### What to produce
Pick out each line of the records that includes the string "data", and copy it.

════════════════

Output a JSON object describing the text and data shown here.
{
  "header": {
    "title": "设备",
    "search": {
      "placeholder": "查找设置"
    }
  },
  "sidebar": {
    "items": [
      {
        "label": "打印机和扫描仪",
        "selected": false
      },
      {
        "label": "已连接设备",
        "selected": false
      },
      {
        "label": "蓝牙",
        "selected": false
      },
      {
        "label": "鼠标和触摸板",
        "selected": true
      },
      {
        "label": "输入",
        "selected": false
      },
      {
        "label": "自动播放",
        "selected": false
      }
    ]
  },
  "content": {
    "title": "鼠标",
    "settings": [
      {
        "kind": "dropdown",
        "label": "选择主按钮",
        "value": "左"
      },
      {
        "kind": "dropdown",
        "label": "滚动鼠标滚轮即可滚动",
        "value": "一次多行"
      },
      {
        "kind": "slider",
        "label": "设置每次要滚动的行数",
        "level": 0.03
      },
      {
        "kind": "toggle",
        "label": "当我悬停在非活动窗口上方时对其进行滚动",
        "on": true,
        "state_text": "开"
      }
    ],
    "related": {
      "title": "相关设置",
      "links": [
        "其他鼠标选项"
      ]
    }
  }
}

════════════════

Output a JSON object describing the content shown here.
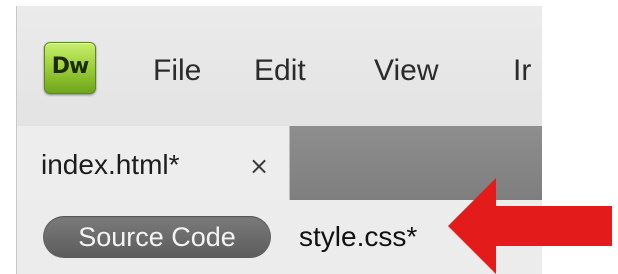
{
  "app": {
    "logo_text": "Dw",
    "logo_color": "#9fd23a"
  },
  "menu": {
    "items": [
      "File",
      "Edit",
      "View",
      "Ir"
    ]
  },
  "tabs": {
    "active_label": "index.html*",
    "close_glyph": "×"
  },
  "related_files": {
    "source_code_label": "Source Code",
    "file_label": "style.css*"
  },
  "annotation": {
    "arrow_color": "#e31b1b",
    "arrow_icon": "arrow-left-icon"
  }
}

════════════════

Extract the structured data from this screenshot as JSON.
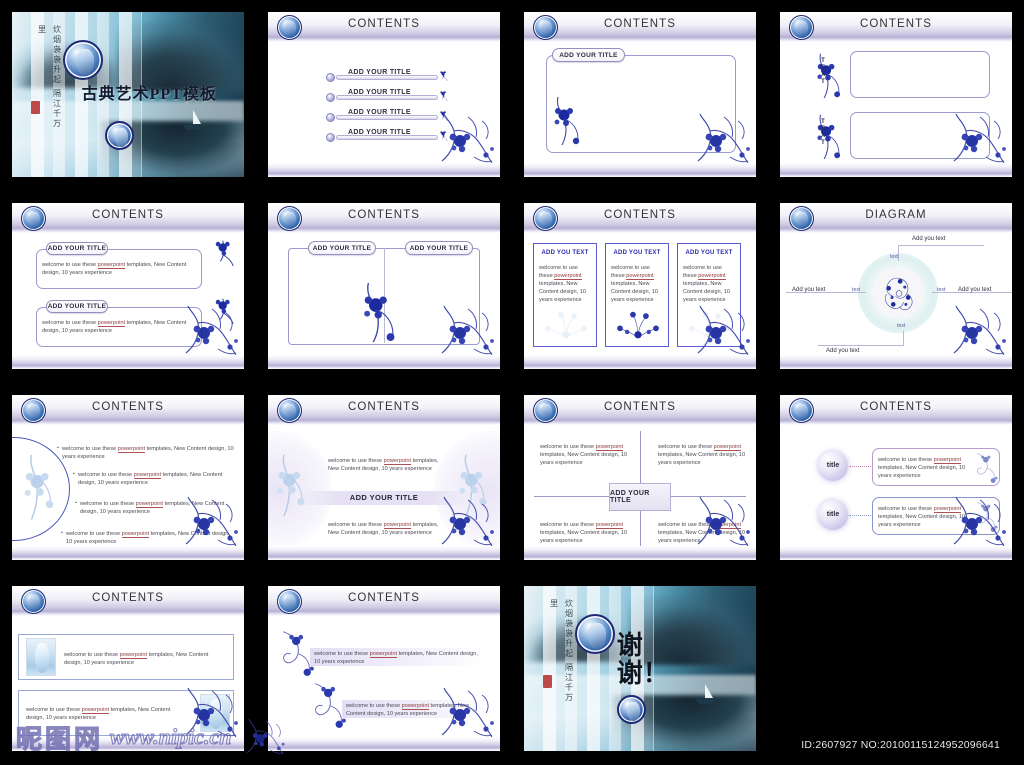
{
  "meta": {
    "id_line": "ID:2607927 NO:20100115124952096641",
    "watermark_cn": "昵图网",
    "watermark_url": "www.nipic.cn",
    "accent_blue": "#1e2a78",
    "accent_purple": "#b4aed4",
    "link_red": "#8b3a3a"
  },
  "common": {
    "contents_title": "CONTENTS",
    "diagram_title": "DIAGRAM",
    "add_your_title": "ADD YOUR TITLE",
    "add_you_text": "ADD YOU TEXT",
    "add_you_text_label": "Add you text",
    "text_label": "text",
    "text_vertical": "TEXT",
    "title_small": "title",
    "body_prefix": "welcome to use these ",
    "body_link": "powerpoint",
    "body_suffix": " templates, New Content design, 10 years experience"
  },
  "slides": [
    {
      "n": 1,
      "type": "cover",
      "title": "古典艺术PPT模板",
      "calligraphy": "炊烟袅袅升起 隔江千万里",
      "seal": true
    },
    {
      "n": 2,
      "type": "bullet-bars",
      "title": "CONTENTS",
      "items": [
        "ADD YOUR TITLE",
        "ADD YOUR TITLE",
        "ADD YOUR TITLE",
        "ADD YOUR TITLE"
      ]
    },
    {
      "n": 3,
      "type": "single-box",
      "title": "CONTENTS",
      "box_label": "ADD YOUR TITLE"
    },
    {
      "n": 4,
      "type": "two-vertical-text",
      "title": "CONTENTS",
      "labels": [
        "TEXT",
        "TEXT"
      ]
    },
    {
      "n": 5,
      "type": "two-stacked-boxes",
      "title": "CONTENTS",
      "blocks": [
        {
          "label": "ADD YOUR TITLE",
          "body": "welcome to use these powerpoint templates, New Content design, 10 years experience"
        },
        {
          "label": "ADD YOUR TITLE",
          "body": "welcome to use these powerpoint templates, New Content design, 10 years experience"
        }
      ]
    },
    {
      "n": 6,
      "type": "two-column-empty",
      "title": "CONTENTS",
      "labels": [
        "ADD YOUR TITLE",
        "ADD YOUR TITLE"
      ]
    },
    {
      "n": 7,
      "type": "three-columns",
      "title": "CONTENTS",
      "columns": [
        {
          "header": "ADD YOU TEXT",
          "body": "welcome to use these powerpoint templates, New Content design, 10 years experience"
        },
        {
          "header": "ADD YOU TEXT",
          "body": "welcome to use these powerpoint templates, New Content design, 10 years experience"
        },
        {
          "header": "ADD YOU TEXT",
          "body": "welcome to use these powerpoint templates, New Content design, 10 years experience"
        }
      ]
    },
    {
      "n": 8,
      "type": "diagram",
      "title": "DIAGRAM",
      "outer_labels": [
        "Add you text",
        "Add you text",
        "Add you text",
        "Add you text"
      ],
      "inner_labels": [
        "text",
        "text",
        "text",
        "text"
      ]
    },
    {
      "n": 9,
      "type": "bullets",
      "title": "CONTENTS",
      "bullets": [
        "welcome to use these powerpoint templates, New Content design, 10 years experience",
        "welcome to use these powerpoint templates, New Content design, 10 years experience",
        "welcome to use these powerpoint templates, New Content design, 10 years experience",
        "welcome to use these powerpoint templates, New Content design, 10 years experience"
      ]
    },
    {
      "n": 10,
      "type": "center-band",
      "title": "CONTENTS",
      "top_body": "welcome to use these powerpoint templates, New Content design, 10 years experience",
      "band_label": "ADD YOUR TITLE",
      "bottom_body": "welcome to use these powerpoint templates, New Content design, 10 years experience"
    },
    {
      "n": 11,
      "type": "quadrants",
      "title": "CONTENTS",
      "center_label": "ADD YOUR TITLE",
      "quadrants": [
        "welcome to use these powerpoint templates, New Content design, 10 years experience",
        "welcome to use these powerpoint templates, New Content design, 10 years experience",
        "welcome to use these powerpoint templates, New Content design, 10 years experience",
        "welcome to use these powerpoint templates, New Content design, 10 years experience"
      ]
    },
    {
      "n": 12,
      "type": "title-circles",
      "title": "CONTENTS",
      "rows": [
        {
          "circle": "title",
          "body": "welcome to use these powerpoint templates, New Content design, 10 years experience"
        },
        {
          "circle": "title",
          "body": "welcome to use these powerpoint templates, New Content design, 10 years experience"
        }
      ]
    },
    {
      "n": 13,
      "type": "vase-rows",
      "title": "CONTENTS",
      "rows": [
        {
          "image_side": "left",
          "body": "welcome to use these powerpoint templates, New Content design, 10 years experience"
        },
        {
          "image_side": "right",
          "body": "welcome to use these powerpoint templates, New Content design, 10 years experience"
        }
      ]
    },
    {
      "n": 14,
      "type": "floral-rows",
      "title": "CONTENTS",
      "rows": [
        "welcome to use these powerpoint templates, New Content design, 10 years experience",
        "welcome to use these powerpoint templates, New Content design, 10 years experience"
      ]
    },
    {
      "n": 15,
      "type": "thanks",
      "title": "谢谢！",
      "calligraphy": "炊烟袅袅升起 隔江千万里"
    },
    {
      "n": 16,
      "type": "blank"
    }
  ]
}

════════════════

### Response to the exercise
Output a JSON object describing the text and data shown here.
Extract the structured data from this screenshot as JSON.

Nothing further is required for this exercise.